* [Exercise goal]
Note how many lines contain "text" and give that number, with nothing else.

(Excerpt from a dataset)
'''

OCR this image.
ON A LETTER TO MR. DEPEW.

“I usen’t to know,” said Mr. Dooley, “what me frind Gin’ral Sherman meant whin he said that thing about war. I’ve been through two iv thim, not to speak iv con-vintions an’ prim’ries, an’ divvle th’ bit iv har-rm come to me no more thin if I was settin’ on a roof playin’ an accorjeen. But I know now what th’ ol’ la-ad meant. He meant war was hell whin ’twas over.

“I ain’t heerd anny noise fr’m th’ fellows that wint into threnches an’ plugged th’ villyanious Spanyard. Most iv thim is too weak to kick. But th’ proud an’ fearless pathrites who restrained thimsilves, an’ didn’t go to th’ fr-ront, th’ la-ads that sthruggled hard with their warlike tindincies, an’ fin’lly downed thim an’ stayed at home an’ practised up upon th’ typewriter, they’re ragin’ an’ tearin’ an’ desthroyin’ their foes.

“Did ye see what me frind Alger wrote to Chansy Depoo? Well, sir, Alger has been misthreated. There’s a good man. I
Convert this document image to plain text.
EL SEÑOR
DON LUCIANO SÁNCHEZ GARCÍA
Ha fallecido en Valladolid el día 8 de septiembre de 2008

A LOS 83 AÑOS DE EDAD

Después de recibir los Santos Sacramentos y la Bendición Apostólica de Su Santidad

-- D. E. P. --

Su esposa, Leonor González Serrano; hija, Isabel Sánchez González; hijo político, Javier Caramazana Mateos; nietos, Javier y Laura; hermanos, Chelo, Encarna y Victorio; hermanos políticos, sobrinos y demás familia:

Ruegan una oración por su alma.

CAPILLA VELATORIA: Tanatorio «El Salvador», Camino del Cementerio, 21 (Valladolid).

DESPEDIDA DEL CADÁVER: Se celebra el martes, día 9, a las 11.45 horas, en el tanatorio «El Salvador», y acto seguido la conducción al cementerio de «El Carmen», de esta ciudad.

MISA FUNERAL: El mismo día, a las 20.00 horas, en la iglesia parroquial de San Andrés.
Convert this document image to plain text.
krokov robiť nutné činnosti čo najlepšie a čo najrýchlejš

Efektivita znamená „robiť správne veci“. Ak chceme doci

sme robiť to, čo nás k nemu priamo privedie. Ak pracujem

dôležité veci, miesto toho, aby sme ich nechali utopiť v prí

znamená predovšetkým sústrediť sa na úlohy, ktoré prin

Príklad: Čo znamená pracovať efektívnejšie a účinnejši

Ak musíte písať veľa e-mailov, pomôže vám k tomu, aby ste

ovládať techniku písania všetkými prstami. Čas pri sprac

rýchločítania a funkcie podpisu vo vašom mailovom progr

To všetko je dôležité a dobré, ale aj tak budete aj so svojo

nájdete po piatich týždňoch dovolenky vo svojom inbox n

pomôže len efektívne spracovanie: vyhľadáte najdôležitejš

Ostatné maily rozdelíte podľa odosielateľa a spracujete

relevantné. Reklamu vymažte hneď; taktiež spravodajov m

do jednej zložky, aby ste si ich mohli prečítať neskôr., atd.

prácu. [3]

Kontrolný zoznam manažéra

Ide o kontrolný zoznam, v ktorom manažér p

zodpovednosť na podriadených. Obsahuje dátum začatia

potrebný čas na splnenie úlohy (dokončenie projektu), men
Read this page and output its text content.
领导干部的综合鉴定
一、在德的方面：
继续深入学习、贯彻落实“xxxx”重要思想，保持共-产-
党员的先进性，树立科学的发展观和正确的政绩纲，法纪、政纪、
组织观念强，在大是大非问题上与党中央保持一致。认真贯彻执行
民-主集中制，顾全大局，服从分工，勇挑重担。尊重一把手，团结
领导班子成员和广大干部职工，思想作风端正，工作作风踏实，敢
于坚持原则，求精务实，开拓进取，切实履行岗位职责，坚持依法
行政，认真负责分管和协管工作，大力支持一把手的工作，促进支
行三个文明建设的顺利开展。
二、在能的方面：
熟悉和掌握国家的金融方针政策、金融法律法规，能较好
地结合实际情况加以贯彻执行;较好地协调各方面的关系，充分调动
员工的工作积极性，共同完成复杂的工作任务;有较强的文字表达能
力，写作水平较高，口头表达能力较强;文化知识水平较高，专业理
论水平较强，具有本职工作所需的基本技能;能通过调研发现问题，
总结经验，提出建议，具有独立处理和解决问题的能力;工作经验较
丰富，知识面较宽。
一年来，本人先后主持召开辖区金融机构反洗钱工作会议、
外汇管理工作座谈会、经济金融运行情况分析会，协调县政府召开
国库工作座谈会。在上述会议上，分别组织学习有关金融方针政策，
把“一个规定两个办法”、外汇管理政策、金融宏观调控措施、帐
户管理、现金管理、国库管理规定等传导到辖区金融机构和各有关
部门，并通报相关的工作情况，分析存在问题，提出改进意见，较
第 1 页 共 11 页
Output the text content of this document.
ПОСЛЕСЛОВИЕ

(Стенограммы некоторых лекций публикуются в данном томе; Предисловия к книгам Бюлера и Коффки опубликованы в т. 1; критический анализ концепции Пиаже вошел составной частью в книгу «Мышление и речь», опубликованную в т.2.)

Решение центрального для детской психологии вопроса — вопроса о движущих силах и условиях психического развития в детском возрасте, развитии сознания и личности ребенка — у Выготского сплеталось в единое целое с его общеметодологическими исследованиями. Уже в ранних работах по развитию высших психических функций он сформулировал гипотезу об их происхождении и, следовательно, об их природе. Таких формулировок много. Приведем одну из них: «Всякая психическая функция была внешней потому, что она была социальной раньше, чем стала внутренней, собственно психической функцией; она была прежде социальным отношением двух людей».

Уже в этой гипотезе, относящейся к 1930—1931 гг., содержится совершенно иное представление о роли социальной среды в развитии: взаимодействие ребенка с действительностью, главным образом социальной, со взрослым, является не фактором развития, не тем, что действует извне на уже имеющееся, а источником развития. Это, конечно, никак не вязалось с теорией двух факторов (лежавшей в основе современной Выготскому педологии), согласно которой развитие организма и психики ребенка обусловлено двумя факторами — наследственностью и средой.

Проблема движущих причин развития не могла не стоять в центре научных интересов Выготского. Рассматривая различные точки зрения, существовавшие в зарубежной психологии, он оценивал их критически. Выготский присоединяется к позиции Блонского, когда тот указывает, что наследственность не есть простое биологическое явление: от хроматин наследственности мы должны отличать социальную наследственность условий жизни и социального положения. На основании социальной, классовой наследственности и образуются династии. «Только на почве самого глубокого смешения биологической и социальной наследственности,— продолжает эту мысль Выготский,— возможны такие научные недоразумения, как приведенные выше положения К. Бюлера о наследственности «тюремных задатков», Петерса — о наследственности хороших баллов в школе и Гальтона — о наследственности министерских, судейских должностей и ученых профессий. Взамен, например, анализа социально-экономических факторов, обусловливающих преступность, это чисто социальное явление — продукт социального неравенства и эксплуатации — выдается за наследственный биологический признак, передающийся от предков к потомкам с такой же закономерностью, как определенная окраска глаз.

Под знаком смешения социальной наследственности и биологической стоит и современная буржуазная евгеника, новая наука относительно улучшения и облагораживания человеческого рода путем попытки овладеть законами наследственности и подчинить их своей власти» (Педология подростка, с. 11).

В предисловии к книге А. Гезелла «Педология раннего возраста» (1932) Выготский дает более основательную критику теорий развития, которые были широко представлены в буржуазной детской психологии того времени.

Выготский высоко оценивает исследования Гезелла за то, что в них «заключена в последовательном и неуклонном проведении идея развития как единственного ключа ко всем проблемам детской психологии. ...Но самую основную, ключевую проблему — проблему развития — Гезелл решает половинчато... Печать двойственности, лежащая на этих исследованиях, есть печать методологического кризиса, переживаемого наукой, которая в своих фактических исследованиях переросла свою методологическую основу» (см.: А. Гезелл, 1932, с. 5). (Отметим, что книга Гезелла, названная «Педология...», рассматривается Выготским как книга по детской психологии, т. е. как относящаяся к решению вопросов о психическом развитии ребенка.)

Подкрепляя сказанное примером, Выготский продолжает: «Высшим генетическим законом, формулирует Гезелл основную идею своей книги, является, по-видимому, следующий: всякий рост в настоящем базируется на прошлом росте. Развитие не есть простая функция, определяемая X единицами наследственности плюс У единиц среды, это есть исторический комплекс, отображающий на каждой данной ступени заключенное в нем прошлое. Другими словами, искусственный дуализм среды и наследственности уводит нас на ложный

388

'''

* [Exercise output]
4